OBJECTIVE — Reproduce the entire listing word for word.

DATA —

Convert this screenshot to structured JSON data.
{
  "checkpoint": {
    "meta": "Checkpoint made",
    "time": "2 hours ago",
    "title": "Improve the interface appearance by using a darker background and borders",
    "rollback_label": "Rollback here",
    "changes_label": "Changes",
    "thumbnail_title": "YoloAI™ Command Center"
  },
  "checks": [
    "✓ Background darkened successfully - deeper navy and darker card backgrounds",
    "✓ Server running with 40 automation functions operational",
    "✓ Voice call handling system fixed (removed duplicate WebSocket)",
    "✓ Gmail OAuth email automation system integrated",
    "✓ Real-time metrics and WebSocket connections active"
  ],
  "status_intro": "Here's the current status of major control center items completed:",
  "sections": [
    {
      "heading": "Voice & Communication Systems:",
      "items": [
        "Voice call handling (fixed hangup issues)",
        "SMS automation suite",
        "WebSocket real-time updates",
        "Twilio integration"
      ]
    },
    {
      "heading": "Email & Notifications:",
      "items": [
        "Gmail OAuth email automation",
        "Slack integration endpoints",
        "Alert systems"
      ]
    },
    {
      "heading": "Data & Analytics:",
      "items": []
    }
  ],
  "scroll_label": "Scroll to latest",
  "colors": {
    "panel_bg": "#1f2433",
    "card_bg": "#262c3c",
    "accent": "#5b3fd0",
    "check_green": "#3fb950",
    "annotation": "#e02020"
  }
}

COMPLETED TASK —
Convert this screenshot to structured JSON data.
{
  "checkpoint": {
    "meta": "Checkpoint made",
    "time": "2 hours ago",
    "title": "Improve the interface appearance by using a darker background and borders",
    "rollback_label": "Rollback here",
    "changes_label": "Changes",
    "thumbnail_title": "YoloAI™ Command Center"
  },
  "checks": [
    "✓ Background darkened successfully - deeper navy and darker card backgrounds",
    "✓ Server running with 40 automation functions operational",
    "✓ Voice call handling system fixed (removed duplicate WebSocket)",
    "✓ Gmail OAuth email automation system integrated",
    "✓ Real-time metrics and WebSocket connections active"
  ],
  "status_intro": "Here's the current status of major control center items completed:",
  "sections": [
    {
      "heading": "Voice & Communication Systems:",
      "items": [
        "Voice call handling (fixed hangup issues)",
        "SMS automation suite",
        "WebSocket real-time updates",
        "Twilio integration"
      ]
    },
    {
      "heading": "Email & Notifications:",
      "items": [
        "Gmail OAuth email automation",
        "Slack integration endpoints",
        "Alert systems"
      ]
    },
    {
      "heading": "Data & Analytics:",
      "items": []
    }
  ],
  "scroll_label": "Scroll to latest",
  "colors": {
    "panel_bg": "#1f2433",
    "card_bg": "#262c3c",
    "accent": "#5b3fd0",
    "check_green": "#3fb950",
    "annotation": "#e02020"
  }
}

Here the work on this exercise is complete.